**Aim of the exercise**
Provide the data again in its entirety, exactly as given.

**Data shown**
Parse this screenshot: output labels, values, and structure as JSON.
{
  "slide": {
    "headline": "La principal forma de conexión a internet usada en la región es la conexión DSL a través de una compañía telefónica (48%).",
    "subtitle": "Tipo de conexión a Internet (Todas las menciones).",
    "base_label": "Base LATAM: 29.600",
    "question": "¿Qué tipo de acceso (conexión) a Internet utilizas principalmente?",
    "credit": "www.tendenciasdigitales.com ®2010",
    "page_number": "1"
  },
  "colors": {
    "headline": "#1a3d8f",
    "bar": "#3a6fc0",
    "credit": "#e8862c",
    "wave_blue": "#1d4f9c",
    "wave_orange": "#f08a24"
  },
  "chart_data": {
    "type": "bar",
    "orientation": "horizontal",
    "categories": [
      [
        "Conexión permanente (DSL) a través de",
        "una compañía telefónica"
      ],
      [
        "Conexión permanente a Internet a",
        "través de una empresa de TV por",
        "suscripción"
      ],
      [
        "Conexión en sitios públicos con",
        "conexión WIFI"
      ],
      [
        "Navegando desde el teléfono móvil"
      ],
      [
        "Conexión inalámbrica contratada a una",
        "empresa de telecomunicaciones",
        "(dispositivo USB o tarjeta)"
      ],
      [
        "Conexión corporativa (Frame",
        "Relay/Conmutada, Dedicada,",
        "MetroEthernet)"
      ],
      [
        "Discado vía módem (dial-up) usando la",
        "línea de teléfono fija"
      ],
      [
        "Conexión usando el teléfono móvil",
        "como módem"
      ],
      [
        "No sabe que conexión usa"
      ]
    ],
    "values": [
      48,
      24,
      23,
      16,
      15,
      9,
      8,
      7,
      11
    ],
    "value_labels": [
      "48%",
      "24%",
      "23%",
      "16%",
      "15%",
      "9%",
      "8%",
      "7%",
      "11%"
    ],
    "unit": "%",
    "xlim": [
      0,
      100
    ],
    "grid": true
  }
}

**Full output**
Parse this screenshot: output labels, values, and structure as JSON.
{
  "slide": {
    "headline": "La principal forma de conexión a internet usada en la región es la conexión DSL a través de una compañía telefónica (48%).",
    "subtitle": "Tipo de conexión a Internet (Todas las menciones).",
    "base_label": "Base LATAM: 29.600",
    "question": "¿Qué tipo de acceso (conexión) a Internet utilizas principalmente?",
    "credit": "www.tendenciasdigitales.com ®2010",
    "page_number": "1"
  },
  "colors": {
    "headline": "#1a3d8f",
    "bar": "#3a6fc0",
    "credit": "#e8862c",
    "wave_blue": "#1d4f9c",
    "wave_orange": "#f08a24"
  },
  "chart_data": {
    "type": "bar",
    "orientation": "horizontal",
    "categories": [
      [
        "Conexión permanente (DSL) a través de",
        "una compañía telefónica"
      ],
      [
        "Conexión permanente a Internet a",
        "través de una empresa de TV por",
        "suscripción"
      ],
      [
        "Conexión en sitios públicos con",
        "conexión WIFI"
      ],
      [
        "Navegando desde el teléfono móvil"
      ],
      [
        "Conexión inalámbrica contratada a una",
        "empresa de telecomunicaciones",
        "(dispositivo USB o tarjeta)"
      ],
      [
        "Conexión corporativa (Frame",
        "Relay/Conmutada, Dedicada,",
        "MetroEthernet)"
      ],
      [
        "Discado vía módem (dial-up) usando la",
        "línea de teléfono fija"
      ],
      [
        "Conexión usando el teléfono móvil",
        "como módem"
      ],
      [
        "No sabe que conexión usa"
      ]
    ],
    "values": [
      48,
      24,
      23,
      16,
      15,
      9,
      8,
      7,
      11
    ],
    "value_labels": [
      "48%",
      "24%",
      "23%",
      "16%",
      "15%",
      "9%",
      "8%",
      "7%",
      "11%"
    ],
    "unit": "%",
    "xlim": [
      0,
      100
    ],
    "grid": true
  }
}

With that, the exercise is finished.